▸ **Set task**
Return all lines with the word "Saybolt" in them.

▸ **Data for the task**

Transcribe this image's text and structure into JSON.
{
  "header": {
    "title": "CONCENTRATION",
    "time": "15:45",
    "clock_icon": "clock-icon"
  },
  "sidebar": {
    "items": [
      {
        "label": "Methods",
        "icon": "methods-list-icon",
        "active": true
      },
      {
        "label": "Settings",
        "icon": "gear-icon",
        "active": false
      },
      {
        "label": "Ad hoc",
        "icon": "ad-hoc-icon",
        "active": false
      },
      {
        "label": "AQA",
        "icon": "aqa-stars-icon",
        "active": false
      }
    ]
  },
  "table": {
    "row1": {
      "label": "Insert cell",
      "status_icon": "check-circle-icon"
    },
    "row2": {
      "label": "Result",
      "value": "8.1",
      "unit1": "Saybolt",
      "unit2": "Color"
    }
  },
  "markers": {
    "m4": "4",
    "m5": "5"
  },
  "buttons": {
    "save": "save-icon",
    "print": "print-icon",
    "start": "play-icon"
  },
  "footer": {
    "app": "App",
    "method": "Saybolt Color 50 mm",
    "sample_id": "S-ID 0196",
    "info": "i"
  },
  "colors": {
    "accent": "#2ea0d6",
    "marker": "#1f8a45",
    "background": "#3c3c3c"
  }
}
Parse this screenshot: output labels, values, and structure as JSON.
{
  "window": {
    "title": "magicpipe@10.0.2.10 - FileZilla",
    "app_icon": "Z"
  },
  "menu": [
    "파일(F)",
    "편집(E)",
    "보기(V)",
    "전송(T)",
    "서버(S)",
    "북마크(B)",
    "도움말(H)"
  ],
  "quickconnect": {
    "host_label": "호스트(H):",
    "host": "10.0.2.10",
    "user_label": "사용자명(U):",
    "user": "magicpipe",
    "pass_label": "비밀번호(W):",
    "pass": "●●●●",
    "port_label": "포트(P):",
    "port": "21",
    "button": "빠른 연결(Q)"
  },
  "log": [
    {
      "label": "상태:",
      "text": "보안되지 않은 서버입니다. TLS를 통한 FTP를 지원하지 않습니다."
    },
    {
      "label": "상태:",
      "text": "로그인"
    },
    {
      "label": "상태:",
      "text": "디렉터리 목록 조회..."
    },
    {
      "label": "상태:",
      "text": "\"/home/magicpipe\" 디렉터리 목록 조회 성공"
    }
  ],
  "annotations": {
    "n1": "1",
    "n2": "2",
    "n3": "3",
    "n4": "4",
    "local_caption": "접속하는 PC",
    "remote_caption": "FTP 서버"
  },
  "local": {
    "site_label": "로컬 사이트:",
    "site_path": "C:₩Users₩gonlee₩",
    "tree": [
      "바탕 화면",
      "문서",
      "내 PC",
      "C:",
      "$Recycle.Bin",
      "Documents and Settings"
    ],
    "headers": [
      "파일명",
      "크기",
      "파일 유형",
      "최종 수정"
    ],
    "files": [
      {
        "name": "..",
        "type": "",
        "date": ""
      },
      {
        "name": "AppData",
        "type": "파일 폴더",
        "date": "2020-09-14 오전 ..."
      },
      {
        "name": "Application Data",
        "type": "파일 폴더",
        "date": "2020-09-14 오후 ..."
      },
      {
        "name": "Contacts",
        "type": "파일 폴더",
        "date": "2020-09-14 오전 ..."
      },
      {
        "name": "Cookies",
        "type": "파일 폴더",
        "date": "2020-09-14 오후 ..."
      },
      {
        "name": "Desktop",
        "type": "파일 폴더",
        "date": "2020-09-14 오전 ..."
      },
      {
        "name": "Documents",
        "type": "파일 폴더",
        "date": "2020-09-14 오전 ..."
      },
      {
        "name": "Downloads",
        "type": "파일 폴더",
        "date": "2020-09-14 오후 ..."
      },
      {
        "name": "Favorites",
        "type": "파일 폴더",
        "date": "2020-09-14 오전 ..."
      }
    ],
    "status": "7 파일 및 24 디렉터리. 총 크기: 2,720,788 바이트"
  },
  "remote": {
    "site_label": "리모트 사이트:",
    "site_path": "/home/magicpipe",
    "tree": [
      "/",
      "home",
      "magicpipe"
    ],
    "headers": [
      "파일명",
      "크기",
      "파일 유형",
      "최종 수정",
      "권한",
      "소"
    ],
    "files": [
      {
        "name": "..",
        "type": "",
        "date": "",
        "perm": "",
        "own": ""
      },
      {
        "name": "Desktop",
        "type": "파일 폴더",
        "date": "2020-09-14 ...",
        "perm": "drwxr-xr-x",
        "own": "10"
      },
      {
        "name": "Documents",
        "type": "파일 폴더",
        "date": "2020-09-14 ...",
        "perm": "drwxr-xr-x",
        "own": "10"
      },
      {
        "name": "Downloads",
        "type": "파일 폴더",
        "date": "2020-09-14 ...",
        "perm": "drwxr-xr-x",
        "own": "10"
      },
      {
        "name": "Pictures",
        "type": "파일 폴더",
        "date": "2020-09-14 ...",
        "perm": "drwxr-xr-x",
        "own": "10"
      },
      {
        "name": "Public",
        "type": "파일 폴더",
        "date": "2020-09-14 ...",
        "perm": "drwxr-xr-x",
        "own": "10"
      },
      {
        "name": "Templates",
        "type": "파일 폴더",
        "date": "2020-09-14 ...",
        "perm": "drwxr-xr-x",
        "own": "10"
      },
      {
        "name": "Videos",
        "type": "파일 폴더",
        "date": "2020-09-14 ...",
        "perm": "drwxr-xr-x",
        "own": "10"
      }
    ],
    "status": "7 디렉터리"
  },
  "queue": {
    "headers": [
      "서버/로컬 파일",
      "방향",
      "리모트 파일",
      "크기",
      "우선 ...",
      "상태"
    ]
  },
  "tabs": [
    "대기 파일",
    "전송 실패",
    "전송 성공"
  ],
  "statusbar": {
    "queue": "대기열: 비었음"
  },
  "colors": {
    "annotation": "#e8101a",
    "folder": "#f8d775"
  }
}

▸ **Exercise solution**
      "unit1": "Saybolt",
    "method": "Saybolt Color 50 mm",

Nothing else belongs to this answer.